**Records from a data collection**
-- Begin --

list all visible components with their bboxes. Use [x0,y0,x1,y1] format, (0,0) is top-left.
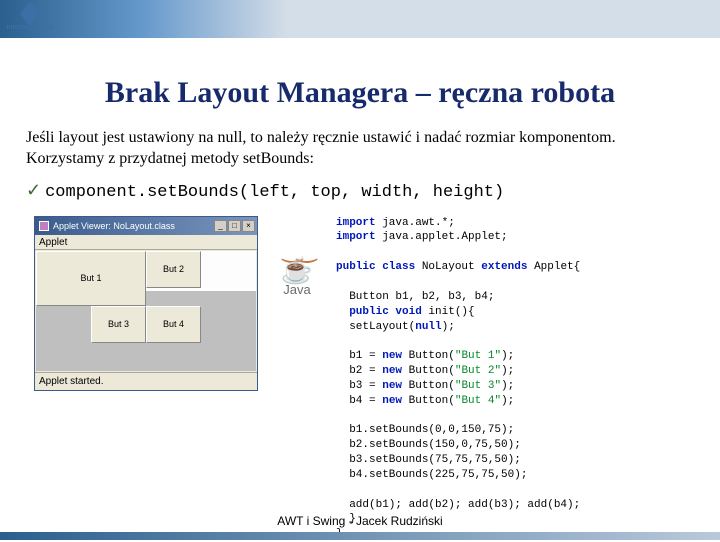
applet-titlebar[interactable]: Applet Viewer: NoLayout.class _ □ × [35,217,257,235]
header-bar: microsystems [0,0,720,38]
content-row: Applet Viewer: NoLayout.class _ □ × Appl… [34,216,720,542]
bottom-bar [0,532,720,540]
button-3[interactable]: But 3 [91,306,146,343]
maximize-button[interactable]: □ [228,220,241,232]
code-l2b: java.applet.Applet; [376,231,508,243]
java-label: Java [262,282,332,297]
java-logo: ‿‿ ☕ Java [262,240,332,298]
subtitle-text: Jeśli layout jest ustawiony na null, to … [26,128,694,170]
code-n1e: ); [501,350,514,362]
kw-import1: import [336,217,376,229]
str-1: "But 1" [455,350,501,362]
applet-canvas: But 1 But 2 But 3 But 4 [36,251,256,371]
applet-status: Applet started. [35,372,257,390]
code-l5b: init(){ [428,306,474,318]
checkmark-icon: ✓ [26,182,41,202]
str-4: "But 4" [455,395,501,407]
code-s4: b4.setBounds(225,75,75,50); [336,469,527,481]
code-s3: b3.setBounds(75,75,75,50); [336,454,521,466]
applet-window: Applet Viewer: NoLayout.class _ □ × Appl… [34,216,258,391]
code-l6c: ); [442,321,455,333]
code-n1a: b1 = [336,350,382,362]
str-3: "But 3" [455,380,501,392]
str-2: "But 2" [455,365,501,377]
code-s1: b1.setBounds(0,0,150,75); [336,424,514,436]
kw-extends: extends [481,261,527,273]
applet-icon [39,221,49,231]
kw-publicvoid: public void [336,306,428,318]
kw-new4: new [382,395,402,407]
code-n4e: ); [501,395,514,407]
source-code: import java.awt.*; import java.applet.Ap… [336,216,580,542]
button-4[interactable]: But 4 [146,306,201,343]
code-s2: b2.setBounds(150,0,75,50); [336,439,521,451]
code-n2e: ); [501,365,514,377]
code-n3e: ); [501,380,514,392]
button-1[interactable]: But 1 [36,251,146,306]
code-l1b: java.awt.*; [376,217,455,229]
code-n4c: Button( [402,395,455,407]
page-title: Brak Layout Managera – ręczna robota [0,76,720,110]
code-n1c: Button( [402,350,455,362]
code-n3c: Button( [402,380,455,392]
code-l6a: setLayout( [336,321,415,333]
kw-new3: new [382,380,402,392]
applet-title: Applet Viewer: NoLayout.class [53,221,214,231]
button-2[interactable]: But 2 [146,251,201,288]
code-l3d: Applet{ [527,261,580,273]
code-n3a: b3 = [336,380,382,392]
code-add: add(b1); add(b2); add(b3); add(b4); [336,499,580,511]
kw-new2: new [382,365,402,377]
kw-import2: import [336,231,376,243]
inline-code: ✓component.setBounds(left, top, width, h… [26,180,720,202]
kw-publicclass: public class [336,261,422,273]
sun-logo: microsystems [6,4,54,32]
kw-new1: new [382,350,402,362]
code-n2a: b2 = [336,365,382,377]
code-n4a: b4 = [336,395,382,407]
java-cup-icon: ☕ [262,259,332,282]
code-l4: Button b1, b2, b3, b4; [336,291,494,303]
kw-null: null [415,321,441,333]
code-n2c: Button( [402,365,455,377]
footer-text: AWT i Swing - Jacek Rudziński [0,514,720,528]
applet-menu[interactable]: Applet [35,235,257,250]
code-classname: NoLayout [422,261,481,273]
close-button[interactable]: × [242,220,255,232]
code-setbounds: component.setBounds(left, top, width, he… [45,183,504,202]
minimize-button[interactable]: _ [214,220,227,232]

-- End --

**WHAT IS BEING ASKED**
Write out every one of the lines above word for word, leaving the pictures out.

**RIGHT ANSWER**
list all visible components with their bboxes. Use [x0,y0,x1,y1] format, (0,0) is top-left.
applet-titlebar[interactable]: Applet Viewer: NoLayout.class _ □ × [35,217,257,235]
header-bar: microsystems [0,0,720,38]
content-row: Applet Viewer: NoLayout.class _ □ × Appl… [34,216,720,542]
bottom-bar [0,532,720,540]
button-3[interactable]: But 3 [91,306,146,343]
maximize-button[interactable]: □ [228,220,241,232]
code-l2b: java.applet.Applet; [376,231,508,243]
java-label: Java [262,282,332,297]
java-logo: ‿‿ ☕ Java [262,240,332,298]
subtitle-text: Jeśli layout jest ustawiony na null, to … [26,128,694,170]
code-n1e: ); [501,350,514,362]
kw-import1: import [336,217,376,229]
str-1: "But 1" [455,350,501,362]
applet-canvas: But 1 But 2 But 3 But 4 [36,251,256,371]
applet-status: Applet started. [35,372,257,390]
code-l5b: init(){ [428,306,474,318]
checkmark-icon: ✓ [26,182,41,202]
str-4: "But 4" [455,395,501,407]
code-s4: b4.setBounds(225,75,75,50); [336,469,527,481]
code-s3: b3.setBounds(75,75,75,50); [336,454,521,466]
applet-window: Applet Viewer: NoLayout.class _ □ × Appl… [34,216,258,391]
code-l6c: ); [442,321,455,333]
code-n1a: b1 = [336,350,382,362]
str-3: "But 3" [455,380,501,392]
str-2: "But 2" [455,365,501,377]
code-s1: b1.setBounds(0,0,150,75); [336,424,514,436]
kw-extends: extends [481,261,527,273]
applet-icon [39,221,49,231]
kw-publicvoid: public void [336,306,428,318]
kw-new4: new [382,395,402,407]
code-n4e: ); [501,395,514,407]
source-code: import java.awt.*; import java.applet.Ap… [336,216,580,542]
button-4[interactable]: But 4 [146,306,201,343]
code-s2: b2.setBounds(150,0,75,50); [336,439,521,451]
code-n2e: ); [501,365,514,377]
code-n3e: ); [501,380,514,392]
button-1[interactable]: But 1 [36,251,146,306]
code-l1b: java.awt.*; [376,217,455,229]
code-n4c: Button( [402,395,455,407]
page-title: Brak Layout Managera – ręczna robota [0,76,720,110]
code-n1c: Button( [402,350,455,362]
code-n3c: Button( [402,380,455,392]
code-l6a: setLayout( [336,321,415,333]
kw-new3: new [382,380,402,392]
applet-title: Applet Viewer: NoLayout.class [53,221,214,231]
button-2[interactable]: But 2 [146,251,201,288]
code-l3d: Applet{ [527,261,580,273]
code-n3a: b3 = [336,380,382,392]
code-add: add(b1); add(b2); add(b3); add(b4); [336,499,580,511]
kw-new2: new [382,365,402,377]
kw-import2: import [336,231,376,243]
inline-code: ✓component.setBounds(left, top, width, h… [26,180,720,202]
kw-publicclass: public class [336,261,422,273]
sun-logo: microsystems [6,4,54,32]
kw-new1: new [382,350,402,362]
code-n2a: b2 = [336,365,382,377]
code-n4a: b4 = [336,395,382,407]
java-cup-icon: ☕ [262,259,332,282]
code-l4: Button b1, b2, b3, b4; [336,291,494,303]
kw-null: null [415,321,441,333]
code-n2c: Button( [402,365,455,377]
footer-text: AWT i Swing - Jacek Rudziński [0,514,720,528]
applet-menu[interactable]: Applet [35,235,257,250]
code-classname: NoLayout [422,261,481,273]
close-button[interactable]: × [242,220,255,232]
code-setbounds: component.setBounds(left, top, width, he… [45,183,504,202]
minimize-button[interactable]: _ [214,220,227,232]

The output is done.